===== DATA SECTION

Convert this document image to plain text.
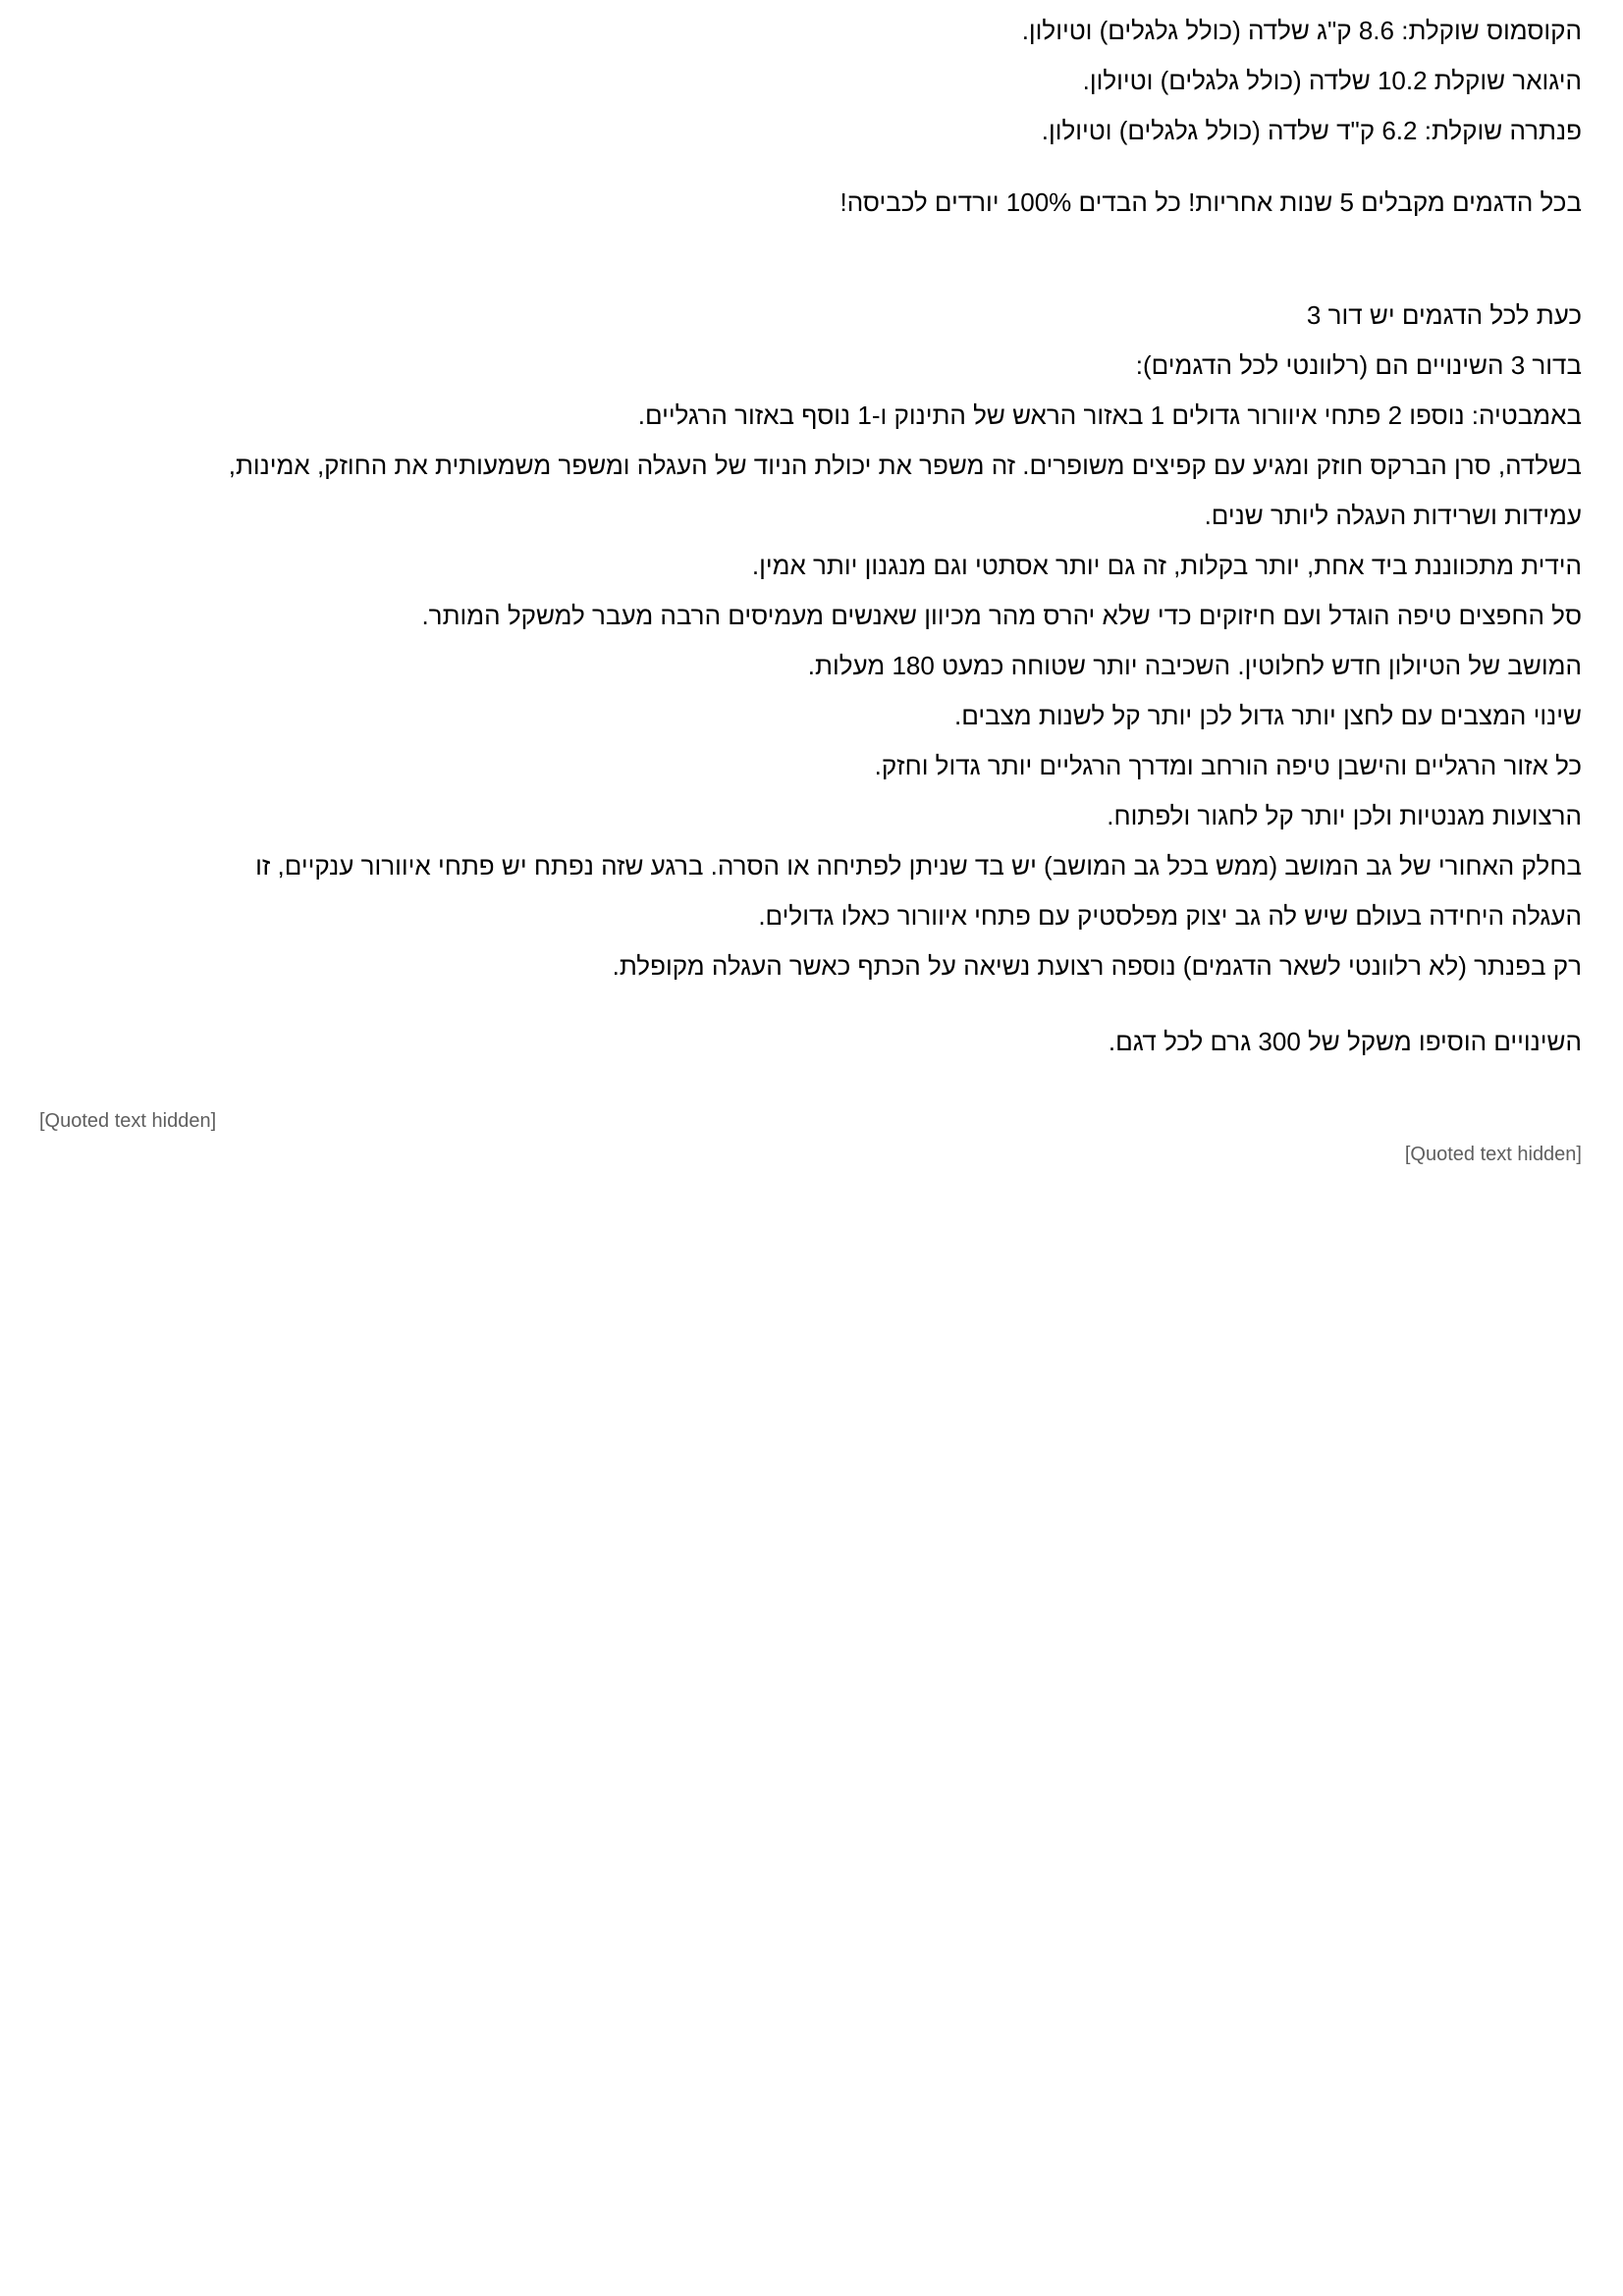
הקוסמוס שוקלת: 8.6 ק"ג שלדה (כולל גלגלים) וטיולון.
היגואר שוקלת 10.2 שלדה (כולל גלגלים) וטיולון.
פנתרה שוקלת: 6.2 ק"ד שלדה (כולל גלגלים) וטיולון.
בכל הדגמים מקבלים 5 שנות אחריות! כל הבדים 100% יורדים לכביסה!
כעת לכל הדגמים יש דור 3
בדור 3 השינויים הם (רלוונטי לכל הדגמים):
באמבטיה: נוספו 2 פתחי איוורור גדולים 1 באזור הראש של התינוק ו-1 נוסף באזור הרגליים.
בשלדה, סרן הברקס חוזק ומגיע עם קפיצים משופרים. זה משפר את יכולת הניוד של העגלה ומשפר משמעותית את החוזק, אמינות,
עמידות ושרידות העגלה ליותר שנים.
הידית מתכווננת ביד אחת, יותר בקלות, זה גם יותר אסתטי וגם מנגנון יותר אמין.
סל החפצים טיפה הוגדל ועם חיזוקים כדי שלא יהרס מהר מכיוון שאנשים מעמיסים הרבה מעבר למשקל המותר.
המושב של הטיולון חדש לחלוטין. השכיבה יותר שטוחה כמעט 180 מעלות.
שינוי המצבים עם לחצן יותר גדול לכן יותר קל לשנות מצבים.
כל אזור הרגליים והישבן טיפה הורחב ומדרך הרגליים יותר גדול וחזק.
הרצועות מגנטיות ולכן יותר קל לחגור ולפתוח.
בחלק האחורי של גב המושב (ממש בכל גב המושב) יש בד שניתן לפתיחה או הסרה. ברגע שזה נפתח יש פתחי איוורור ענקיים, זו
העגלה היחידה בעולם שיש לה גב יצוק מפלסטיק עם פתחי איוורור כאלו גדולים.
רק בפנתר (לא רלוונטי לשאר הדגמים) נוספה רצועת נשיאה על הכתף כאשר העגלה מקופלת.
השינויים הוסיפו משקל של 300 גרם לכל דגם.
[Quoted text hidden]
[Quoted text hidden]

==========

▶ **DIRECTIONS FOR THIS TASK**:
Could you reproduce every record above exactly, leaving out the pictures?

▶ **REPLY TO THE EXERCISE**:
Convert this document image to plain text.
הקוסמוס שוקלת: 8.6 ק"ג שלדה (כולל גלגלים) וטיולון.
היגואר שוקלת 10.2 שלדה (כולל גלגלים) וטיולון.
פנתרה שוקלת: 6.2 ק"ד שלדה (כולל גלגלים) וטיולון.
בכל הדגמים מקבלים 5 שנות אחריות! כל הבדים 100% יורדים לכביסה!
כעת לכל הדגמים יש דור 3
בדור 3 השינויים הם (רלוונטי לכל הדגמים):
באמבטיה: נוספו 2 פתחי איוורור גדולים 1 באזור הראש של התינוק ו-1 נוסף באזור הרגליים.
בשלדה, סרן הברקס חוזק ומגיע עם קפיצים משופרים. זה משפר את יכולת הניוד של העגלה ומשפר משמעותית את החוזק, אמינות,
עמידות ושרידות העגלה ליותר שנים.
הידית מתכווננת ביד אחת, יותר בקלות, זה גם יותר אסתטי וגם מנגנון יותר אמין.
סל החפצים טיפה הוגדל ועם חיזוקים כדי שלא יהרס מהר מכיוון שאנשים מעמיסים הרבה מעבר למשקל המותר.
המושב של הטיולון חדש לחלוטין. השכיבה יותר שטוחה כמעט 180 מעלות.
שינוי המצבים עם לחצן יותר גדול לכן יותר קל לשנות מצבים.
כל אזור הרגליים והישבן טיפה הורחב ומדרך הרגליים יותר גדול וחזק.
הרצועות מגנטיות ולכן יותר קל לחגור ולפתוח.
בחלק האחורי של גב המושב (ממש בכל גב המושב) יש בד שניתן לפתיחה או הסרה. ברגע שזה נפתח יש פתחי איוורור ענקיים, זו
העגלה היחידה בעולם שיש לה גב יצוק מפלסטיק עם פתחי איוורור כאלו גדולים.
רק בפנתר (לא רלוונטי לשאר הדגמים) נוספה רצועת נשיאה על הכתף כאשר העגלה מקופלת.
השינויים הוסיפו משקל של 300 גרם לכל דגם.
[Quoted text hidden]
[Quoted text hidden]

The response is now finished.